Leave out the pictures and return every entry exactly as it appears.
─── PROVIDED RECORDS
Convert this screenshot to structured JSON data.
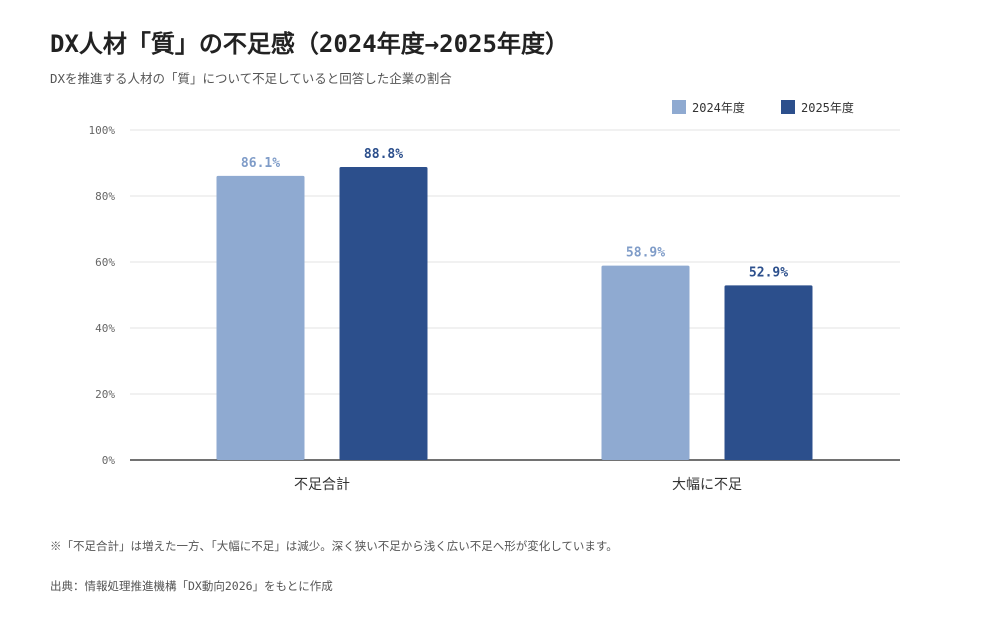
{
  "title": "DX人材「質」の不足感（2024年度→2025年度）",
  "subtitle": "DXを推進する人材の「質」について不足していると回答した企業の割合",
  "note": "※「不足合計」は増えた一方、「大幅に不足」は減少。深く狭い不足から浅く広い不足へ形が変化しています。",
  "source": "出典：情報処理推進機構「DX動向2026」をもとに作成",
  "chart_data": {
    "type": "bar",
    "categories": [
      "不足合計",
      "大幅に不足"
    ],
    "series": [
      {
        "name": "2024年度",
        "values": [
          86.1,
          58.9
        ],
        "color": "#8faad1",
        "label_color": "#7f9cc8"
      },
      {
        "name": "2025年度",
        "values": [
          88.8,
          52.9
        ],
        "color": "#2c4f8c",
        "label_color": "#2c4f8c"
      }
    ],
    "value_labels": [
      [
        "86.1%",
        "58.9%"
      ],
      [
        "88.8%",
        "52.9%"
      ]
    ],
    "ylim": [
      0,
      100
    ],
    "yticks": [
      0,
      20,
      40,
      60,
      80,
      100
    ],
    "ytick_labels": [
      "0%",
      "20%",
      "40%",
      "60%",
      "80%",
      "100%"
    ],
    "grid": true,
    "legend_position": "top-right",
    "xlabel": "",
    "ylabel": ""
  }
}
──────
EXPECTED OUTPUT:
Convert this screenshot to structured JSON data.
{
  "title": "DX人材「質」の不足感（2024年度→2025年度）",
  "subtitle": "DXを推進する人材の「質」について不足していると回答した企業の割合",
  "note": "※「不足合計」は増えた一方、「大幅に不足」は減少。深く狭い不足から浅く広い不足へ形が変化しています。",
  "source": "出典：情報処理推進機構「DX動向2026」をもとに作成",
  "chart_data": {
    "type": "bar",
    "categories": [
      "不足合計",
      "大幅に不足"
    ],
    "series": [
      {
        "name": "2024年度",
        "values": [
          86.1,
          58.9
        ],
        "color": "#8faad1",
        "label_color": "#7f9cc8"
      },
      {
        "name": "2025年度",
        "values": [
          88.8,
          52.9
        ],
        "color": "#2c4f8c",
        "label_color": "#2c4f8c"
      }
    ],
    "value_labels": [
      [
        "86.1%",
        "58.9%"
      ],
      [
        "88.8%",
        "52.9%"
      ]
    ],
    "ylim": [
      0,
      100
    ],
    "yticks": [
      0,
      20,
      40,
      60,
      80,
      100
    ],
    "ytick_labels": [
      "0%",
      "20%",
      "40%",
      "60%",
      "80%",
      "100%"
    ],
    "grid": true,
    "legend_position": "top-right",
    "xlabel": "",
    "ylabel": ""
  }
}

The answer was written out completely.